**Task requirements:** Transcribe the listing below verbatim, starting at its first line and ending at the line that contains "data-label: 1.31% [452, 286, 468, 327]", with both of those lines included.

(Excerpt from a dataset)

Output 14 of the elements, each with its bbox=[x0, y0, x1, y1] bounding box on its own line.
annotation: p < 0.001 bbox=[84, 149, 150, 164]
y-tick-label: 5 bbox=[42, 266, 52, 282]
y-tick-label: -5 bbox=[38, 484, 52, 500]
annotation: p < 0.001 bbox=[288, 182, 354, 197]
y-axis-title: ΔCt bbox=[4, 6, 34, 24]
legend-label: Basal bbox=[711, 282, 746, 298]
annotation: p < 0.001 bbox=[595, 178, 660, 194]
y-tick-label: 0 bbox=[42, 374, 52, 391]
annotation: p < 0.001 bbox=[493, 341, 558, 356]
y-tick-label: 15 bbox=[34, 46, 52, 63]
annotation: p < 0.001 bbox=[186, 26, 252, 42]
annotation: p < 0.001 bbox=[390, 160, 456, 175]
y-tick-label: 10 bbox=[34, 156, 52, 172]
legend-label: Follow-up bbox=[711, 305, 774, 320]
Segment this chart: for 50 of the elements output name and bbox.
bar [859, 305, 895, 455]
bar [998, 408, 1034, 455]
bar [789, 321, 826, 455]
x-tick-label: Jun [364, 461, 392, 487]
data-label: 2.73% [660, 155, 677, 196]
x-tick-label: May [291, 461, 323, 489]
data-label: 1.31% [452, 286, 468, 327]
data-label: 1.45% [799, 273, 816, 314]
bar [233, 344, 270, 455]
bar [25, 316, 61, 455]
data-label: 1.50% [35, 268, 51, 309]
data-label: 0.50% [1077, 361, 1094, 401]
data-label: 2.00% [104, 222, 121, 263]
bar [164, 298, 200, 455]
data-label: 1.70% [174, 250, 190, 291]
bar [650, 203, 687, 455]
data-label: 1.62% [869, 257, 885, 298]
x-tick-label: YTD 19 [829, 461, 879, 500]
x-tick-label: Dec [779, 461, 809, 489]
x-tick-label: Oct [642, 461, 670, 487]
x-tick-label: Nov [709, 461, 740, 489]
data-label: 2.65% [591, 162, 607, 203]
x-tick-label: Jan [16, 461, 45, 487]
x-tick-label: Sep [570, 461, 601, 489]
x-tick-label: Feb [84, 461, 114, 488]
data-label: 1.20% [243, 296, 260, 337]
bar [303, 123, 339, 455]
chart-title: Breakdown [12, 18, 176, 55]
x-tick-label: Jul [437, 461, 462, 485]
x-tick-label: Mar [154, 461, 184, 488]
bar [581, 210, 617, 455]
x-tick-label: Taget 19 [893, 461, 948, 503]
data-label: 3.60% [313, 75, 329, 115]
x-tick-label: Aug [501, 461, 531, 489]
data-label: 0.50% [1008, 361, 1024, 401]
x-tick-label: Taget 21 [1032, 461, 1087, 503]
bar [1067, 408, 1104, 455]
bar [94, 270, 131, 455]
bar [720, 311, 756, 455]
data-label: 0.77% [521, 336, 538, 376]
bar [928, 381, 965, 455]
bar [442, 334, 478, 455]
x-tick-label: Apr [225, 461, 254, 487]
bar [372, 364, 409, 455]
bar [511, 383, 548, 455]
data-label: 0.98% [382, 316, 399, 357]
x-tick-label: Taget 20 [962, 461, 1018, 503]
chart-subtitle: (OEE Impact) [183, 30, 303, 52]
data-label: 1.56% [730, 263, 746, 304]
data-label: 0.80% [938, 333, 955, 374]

**Exercise answer:**
Output 14 of the elements, each with its bbox=[x0, y0, x1, y1] bounding box on its own line.
annotation: p < 0.001 bbox=[84, 149, 150, 164]
y-tick-label: 5 bbox=[42, 266, 52, 282]
y-tick-label: -5 bbox=[38, 484, 52, 500]
annotation: p < 0.001 bbox=[288, 182, 354, 197]
y-axis-title: ΔCt bbox=[4, 6, 34, 24]
legend-label: Basal bbox=[711, 282, 746, 298]
annotation: p < 0.001 bbox=[595, 178, 660, 194]
y-tick-label: 0 bbox=[42, 374, 52, 391]
annotation: p < 0.001 bbox=[493, 341, 558, 356]
y-tick-label: 15 bbox=[34, 46, 52, 63]
annotation: p < 0.001 bbox=[186, 26, 252, 42]
annotation: p < 0.001 bbox=[390, 160, 456, 175]
y-tick-label: 10 bbox=[34, 156, 52, 172]
legend-label: Follow-up bbox=[711, 305, 774, 320]
Segment this chart: for 50 of the elements output name and bbox.
bar [859, 305, 895, 455]
bar [998, 408, 1034, 455]
bar [789, 321, 826, 455]
x-tick-label: Jun [364, 461, 392, 487]
data-label: 2.73% [660, 155, 677, 196]
x-tick-label: May [291, 461, 323, 489]
data-label: 1.31% [452, 286, 468, 327]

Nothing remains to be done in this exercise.